## The exercise
Pull out the lines from the start of the records through the line that contains "chart-title: Total Crude", including that line, and reproduce each one without any change.

## Data rows
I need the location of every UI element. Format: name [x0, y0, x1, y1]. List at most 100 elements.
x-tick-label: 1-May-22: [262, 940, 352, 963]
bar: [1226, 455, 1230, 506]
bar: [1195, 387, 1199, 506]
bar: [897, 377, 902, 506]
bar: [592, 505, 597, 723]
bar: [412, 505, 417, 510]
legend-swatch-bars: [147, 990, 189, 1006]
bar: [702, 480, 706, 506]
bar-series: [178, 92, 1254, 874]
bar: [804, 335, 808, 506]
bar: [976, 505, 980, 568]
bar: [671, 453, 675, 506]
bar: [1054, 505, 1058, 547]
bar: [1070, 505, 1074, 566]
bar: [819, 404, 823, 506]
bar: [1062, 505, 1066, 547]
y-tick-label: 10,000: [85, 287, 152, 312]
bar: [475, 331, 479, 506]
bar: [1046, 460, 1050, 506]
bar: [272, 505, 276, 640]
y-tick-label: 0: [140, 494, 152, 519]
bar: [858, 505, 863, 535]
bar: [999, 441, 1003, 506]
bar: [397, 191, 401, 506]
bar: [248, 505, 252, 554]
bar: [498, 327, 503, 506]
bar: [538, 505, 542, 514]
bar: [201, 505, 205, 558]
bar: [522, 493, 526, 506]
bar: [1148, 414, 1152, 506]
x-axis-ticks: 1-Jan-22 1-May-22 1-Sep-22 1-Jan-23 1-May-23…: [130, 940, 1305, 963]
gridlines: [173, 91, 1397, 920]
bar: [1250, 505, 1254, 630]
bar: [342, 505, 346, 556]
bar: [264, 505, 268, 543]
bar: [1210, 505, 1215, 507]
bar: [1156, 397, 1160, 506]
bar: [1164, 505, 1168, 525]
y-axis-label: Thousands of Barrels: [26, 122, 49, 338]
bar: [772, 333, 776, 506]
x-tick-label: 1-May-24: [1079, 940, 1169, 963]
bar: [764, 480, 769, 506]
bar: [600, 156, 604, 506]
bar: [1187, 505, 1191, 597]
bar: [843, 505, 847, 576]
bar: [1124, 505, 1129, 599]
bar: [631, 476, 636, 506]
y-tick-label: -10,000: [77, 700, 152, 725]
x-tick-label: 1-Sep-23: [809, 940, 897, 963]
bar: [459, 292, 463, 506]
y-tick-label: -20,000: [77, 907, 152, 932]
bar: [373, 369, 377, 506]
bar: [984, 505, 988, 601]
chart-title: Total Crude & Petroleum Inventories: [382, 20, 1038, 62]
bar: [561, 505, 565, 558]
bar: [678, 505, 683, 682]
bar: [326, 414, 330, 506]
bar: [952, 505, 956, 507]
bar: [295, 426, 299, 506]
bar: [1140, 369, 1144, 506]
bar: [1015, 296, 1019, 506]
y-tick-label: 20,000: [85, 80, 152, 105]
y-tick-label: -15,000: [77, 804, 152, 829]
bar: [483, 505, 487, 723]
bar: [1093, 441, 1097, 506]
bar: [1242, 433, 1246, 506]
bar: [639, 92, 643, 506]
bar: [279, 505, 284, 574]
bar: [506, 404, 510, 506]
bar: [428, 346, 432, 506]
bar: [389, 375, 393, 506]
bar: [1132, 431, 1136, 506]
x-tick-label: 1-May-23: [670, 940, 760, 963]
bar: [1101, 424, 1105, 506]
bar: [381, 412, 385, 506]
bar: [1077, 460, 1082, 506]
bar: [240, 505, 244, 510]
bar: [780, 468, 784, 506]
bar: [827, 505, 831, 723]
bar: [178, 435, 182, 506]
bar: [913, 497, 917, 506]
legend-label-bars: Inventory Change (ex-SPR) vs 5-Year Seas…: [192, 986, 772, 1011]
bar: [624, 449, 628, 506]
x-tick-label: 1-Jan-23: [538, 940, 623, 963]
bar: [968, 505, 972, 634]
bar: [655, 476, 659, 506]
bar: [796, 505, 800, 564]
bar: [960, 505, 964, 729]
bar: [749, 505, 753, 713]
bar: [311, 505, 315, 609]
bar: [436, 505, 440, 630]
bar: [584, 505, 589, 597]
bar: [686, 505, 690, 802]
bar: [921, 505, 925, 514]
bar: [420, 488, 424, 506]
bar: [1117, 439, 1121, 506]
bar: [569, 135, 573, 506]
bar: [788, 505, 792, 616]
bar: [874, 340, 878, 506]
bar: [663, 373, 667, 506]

## Task solution
I need the location of every UI element. Format: name [x0, y0, x1, y1]. List at most 100 elements.
x-tick-label: 1-May-22: [262, 940, 352, 963]
bar: [1226, 455, 1230, 506]
bar: [1195, 387, 1199, 506]
bar: [897, 377, 902, 506]
bar: [592, 505, 597, 723]
bar: [412, 505, 417, 510]
legend-swatch-bars: [147, 990, 189, 1006]
bar: [702, 480, 706, 506]
bar-series: [178, 92, 1254, 874]
bar: [804, 335, 808, 506]
bar: [976, 505, 980, 568]
bar: [671, 453, 675, 506]
bar: [1054, 505, 1058, 547]
bar: [1070, 505, 1074, 566]
bar: [819, 404, 823, 506]
bar: [1062, 505, 1066, 547]
y-tick-label: 10,000: [85, 287, 152, 312]
bar: [475, 331, 479, 506]
bar: [1046, 460, 1050, 506]
bar: [272, 505, 276, 640]
y-tick-label: 0: [140, 494, 152, 519]
bar: [858, 505, 863, 535]
bar: [999, 441, 1003, 506]
bar: [397, 191, 401, 506]
bar: [248, 505, 252, 554]
bar: [498, 327, 503, 506]
bar: [538, 505, 542, 514]
bar: [201, 505, 205, 558]
bar: [522, 493, 526, 506]
bar: [1148, 414, 1152, 506]
x-axis-ticks: 1-Jan-22 1-May-22 1-Sep-22 1-Jan-23 1-May-23…: [130, 940, 1305, 963]
gridlines: [173, 91, 1397, 920]
bar: [1250, 505, 1254, 630]
bar: [342, 505, 346, 556]
bar: [264, 505, 268, 543]
bar: [1210, 505, 1215, 507]
bar: [1156, 397, 1160, 506]
bar: [1164, 505, 1168, 525]
y-axis-label: Thousands of Barrels: [26, 122, 49, 338]
bar: [772, 333, 776, 506]
x-tick-label: 1-May-24: [1079, 940, 1169, 963]
bar: [764, 480, 769, 506]
bar: [600, 156, 604, 506]
bar: [1187, 505, 1191, 597]
bar: [843, 505, 847, 576]
bar: [1124, 505, 1129, 599]
bar: [631, 476, 636, 506]
y-tick-label: -10,000: [77, 700, 152, 725]
x-tick-label: 1-Sep-23: [809, 940, 897, 963]
bar: [459, 292, 463, 506]
y-tick-label: -20,000: [77, 907, 152, 932]
bar: [373, 369, 377, 506]
bar: [984, 505, 988, 601]
chart-title: Total Crude & Petroleum Inventories: [382, 20, 1038, 62]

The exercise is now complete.